## ENTRIES PROVIDED
==============================

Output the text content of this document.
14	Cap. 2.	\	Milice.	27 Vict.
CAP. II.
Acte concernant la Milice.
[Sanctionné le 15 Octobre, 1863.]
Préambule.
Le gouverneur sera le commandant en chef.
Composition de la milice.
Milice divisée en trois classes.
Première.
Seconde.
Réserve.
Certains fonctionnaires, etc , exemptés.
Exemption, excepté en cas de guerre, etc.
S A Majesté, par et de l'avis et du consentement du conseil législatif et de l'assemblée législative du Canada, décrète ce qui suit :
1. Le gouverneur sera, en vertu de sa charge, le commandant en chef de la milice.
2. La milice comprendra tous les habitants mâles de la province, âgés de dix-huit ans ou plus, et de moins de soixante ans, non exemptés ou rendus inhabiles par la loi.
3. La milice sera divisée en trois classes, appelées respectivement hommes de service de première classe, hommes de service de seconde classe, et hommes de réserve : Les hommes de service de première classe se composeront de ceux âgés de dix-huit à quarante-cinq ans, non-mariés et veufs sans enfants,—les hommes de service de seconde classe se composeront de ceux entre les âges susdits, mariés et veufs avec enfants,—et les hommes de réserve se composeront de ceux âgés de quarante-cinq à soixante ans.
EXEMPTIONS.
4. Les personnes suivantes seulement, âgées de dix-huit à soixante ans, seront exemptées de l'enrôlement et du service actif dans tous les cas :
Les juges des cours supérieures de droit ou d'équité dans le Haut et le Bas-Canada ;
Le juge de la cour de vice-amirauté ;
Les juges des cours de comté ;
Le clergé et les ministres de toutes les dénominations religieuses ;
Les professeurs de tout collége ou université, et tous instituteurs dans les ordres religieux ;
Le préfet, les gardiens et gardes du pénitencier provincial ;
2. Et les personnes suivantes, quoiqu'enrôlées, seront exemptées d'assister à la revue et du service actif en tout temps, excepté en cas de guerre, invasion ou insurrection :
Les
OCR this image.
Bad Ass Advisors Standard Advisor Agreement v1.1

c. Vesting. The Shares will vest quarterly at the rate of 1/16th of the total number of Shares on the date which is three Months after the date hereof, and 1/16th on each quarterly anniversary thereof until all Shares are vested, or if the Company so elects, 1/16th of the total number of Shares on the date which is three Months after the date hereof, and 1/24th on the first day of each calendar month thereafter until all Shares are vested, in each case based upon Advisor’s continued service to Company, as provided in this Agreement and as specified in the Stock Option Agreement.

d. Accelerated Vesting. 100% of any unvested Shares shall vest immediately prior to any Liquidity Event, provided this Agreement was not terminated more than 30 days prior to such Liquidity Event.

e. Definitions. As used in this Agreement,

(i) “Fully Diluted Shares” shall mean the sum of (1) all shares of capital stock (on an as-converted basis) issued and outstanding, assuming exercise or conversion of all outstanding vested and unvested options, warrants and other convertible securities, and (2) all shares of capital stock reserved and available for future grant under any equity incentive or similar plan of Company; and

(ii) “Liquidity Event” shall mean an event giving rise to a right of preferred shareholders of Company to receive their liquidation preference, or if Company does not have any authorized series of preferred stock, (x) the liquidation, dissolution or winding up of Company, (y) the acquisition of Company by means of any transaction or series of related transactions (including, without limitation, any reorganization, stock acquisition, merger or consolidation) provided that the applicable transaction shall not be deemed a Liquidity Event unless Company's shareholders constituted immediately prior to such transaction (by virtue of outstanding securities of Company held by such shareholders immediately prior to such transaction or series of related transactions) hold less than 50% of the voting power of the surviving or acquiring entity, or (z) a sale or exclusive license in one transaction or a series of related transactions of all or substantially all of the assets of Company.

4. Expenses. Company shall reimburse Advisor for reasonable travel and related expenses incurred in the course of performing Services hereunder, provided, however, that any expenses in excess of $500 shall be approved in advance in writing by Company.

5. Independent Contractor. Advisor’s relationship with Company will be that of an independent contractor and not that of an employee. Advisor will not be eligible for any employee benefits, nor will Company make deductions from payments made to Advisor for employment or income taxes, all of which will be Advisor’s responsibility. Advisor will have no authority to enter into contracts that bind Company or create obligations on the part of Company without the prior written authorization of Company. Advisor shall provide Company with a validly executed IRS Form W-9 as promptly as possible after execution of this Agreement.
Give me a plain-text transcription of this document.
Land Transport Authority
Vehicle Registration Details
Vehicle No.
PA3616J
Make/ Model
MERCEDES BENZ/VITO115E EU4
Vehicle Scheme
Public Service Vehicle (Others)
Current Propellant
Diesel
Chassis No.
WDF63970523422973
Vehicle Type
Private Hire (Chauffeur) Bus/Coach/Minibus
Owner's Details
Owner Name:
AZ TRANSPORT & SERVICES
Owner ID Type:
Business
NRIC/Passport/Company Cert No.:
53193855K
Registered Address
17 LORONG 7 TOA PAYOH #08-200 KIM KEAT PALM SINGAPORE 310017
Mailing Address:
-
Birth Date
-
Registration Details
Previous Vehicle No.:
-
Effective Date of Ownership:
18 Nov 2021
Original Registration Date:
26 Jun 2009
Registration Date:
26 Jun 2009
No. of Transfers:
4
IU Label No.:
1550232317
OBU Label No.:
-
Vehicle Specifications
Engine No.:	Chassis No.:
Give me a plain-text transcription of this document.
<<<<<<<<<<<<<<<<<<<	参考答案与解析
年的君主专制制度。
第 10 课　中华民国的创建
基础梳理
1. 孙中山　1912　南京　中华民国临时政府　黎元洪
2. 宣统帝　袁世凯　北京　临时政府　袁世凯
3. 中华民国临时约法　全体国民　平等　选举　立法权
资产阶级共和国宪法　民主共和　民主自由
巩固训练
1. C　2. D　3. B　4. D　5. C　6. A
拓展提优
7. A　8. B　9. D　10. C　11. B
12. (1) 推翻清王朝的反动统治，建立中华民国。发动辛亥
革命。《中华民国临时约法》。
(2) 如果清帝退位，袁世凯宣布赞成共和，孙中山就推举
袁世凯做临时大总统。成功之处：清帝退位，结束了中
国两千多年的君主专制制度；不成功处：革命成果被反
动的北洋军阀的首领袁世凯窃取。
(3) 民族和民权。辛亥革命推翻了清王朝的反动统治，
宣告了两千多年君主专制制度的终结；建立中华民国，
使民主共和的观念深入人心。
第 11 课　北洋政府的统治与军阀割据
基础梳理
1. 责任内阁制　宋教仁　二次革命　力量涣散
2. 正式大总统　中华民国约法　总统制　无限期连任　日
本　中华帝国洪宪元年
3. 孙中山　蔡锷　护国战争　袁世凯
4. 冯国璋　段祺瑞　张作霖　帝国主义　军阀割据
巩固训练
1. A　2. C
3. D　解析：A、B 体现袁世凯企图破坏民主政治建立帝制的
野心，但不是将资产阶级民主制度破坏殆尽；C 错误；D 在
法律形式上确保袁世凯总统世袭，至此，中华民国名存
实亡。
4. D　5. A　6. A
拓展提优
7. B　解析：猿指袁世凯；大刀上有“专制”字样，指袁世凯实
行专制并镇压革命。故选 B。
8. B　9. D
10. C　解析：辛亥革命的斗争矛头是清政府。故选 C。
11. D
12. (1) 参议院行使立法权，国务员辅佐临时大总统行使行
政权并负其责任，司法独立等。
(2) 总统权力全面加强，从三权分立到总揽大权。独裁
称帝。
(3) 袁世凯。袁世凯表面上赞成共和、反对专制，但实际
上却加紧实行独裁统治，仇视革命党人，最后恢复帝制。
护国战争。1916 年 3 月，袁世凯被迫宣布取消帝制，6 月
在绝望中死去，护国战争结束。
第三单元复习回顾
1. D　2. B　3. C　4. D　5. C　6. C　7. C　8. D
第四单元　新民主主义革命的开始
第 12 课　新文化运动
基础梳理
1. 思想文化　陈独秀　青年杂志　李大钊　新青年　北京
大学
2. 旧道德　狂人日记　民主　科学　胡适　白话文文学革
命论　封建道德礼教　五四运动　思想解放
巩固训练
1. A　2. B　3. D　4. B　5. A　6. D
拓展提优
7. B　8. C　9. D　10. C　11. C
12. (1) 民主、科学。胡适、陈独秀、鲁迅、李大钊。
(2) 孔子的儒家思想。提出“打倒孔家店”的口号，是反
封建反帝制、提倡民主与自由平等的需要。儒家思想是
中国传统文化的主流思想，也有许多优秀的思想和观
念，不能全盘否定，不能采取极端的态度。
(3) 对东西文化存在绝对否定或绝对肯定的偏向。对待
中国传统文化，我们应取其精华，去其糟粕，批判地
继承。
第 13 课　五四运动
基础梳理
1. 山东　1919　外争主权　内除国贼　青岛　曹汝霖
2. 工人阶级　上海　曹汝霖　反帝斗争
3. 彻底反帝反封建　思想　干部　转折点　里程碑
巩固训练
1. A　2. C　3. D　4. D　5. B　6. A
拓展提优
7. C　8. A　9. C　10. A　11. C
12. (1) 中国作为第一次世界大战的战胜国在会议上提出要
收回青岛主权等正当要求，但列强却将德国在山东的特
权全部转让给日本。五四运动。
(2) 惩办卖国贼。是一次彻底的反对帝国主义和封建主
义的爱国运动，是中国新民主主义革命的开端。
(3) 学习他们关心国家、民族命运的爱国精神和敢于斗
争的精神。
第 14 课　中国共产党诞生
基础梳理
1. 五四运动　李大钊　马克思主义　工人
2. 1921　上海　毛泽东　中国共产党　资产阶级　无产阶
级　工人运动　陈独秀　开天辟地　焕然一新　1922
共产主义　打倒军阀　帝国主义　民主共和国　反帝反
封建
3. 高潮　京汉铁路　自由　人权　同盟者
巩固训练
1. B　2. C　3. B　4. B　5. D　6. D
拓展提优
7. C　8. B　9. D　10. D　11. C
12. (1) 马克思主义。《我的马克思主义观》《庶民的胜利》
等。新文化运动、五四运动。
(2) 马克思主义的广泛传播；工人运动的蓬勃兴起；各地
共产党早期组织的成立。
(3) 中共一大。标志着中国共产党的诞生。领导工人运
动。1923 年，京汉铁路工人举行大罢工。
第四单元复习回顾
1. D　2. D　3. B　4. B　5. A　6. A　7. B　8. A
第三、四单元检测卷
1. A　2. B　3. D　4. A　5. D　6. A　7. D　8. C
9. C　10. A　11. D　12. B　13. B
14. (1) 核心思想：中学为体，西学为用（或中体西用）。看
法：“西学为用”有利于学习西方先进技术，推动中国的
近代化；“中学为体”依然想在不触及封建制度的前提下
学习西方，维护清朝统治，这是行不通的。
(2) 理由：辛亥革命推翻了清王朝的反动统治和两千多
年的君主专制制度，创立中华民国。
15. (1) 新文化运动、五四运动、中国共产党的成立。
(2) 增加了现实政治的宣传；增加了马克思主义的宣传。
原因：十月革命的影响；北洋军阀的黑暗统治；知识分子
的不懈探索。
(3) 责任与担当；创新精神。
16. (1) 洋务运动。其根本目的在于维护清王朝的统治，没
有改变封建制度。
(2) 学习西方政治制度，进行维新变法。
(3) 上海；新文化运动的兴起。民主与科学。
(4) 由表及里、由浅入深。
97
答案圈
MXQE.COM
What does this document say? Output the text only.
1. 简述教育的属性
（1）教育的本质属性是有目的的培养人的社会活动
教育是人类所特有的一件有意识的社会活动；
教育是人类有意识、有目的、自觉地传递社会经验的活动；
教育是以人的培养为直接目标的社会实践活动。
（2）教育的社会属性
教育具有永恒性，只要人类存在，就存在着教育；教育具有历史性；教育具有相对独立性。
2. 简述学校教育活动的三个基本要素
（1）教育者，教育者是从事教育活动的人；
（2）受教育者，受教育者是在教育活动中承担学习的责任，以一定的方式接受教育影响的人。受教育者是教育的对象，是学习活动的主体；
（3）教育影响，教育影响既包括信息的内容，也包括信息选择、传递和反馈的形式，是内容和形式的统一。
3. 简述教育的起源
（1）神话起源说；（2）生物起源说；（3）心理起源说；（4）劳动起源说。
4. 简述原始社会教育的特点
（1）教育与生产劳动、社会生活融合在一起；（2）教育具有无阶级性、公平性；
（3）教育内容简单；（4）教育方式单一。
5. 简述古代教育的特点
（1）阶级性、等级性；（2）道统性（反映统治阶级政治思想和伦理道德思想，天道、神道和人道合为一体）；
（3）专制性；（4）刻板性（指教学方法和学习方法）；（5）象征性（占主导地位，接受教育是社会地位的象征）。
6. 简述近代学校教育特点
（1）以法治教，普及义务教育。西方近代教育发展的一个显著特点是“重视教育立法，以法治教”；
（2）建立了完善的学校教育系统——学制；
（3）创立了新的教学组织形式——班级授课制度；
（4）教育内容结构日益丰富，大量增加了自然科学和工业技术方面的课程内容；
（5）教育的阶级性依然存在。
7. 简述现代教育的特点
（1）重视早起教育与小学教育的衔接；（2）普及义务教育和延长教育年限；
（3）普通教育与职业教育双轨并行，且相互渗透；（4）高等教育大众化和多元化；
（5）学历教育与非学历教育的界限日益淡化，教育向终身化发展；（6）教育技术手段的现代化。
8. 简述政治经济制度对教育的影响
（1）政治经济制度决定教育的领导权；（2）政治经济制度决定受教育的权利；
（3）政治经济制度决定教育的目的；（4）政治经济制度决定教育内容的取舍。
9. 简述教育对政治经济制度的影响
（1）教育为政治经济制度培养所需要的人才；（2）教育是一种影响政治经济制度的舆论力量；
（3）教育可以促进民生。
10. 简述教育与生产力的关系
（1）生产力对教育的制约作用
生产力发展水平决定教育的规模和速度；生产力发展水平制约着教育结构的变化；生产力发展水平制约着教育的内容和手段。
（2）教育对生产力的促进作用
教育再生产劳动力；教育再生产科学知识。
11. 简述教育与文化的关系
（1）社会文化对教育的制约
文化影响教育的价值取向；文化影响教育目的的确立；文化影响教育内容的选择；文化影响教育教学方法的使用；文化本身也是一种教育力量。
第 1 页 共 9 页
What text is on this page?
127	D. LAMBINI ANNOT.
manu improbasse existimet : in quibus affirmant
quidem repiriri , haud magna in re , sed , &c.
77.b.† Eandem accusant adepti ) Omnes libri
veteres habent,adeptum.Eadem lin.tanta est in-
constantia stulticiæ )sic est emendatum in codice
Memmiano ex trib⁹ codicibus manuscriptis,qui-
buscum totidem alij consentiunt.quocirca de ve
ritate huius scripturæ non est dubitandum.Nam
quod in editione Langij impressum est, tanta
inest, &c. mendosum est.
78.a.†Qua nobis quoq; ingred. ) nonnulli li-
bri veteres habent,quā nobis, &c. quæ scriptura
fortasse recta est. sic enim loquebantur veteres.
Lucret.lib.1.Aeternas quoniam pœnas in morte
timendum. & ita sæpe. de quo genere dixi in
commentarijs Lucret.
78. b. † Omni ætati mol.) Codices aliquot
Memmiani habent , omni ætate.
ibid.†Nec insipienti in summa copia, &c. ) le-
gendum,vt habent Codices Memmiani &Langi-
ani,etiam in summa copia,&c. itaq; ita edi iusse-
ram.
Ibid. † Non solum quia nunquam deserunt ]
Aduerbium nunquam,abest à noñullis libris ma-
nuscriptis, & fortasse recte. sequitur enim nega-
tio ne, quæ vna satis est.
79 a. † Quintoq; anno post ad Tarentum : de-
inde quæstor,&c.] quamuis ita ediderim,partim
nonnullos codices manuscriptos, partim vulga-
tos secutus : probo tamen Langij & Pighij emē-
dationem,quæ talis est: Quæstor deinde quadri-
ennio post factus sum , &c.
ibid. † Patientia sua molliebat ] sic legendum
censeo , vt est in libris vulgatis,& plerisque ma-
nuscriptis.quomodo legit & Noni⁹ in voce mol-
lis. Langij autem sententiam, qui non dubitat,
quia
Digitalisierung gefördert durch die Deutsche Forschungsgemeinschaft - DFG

==============================

## WHAT THE TASK ASKS
Count the lines in the records above that hold the word "dans", and give only that number.

## SOLUTION FOR THIS PROBLEM
3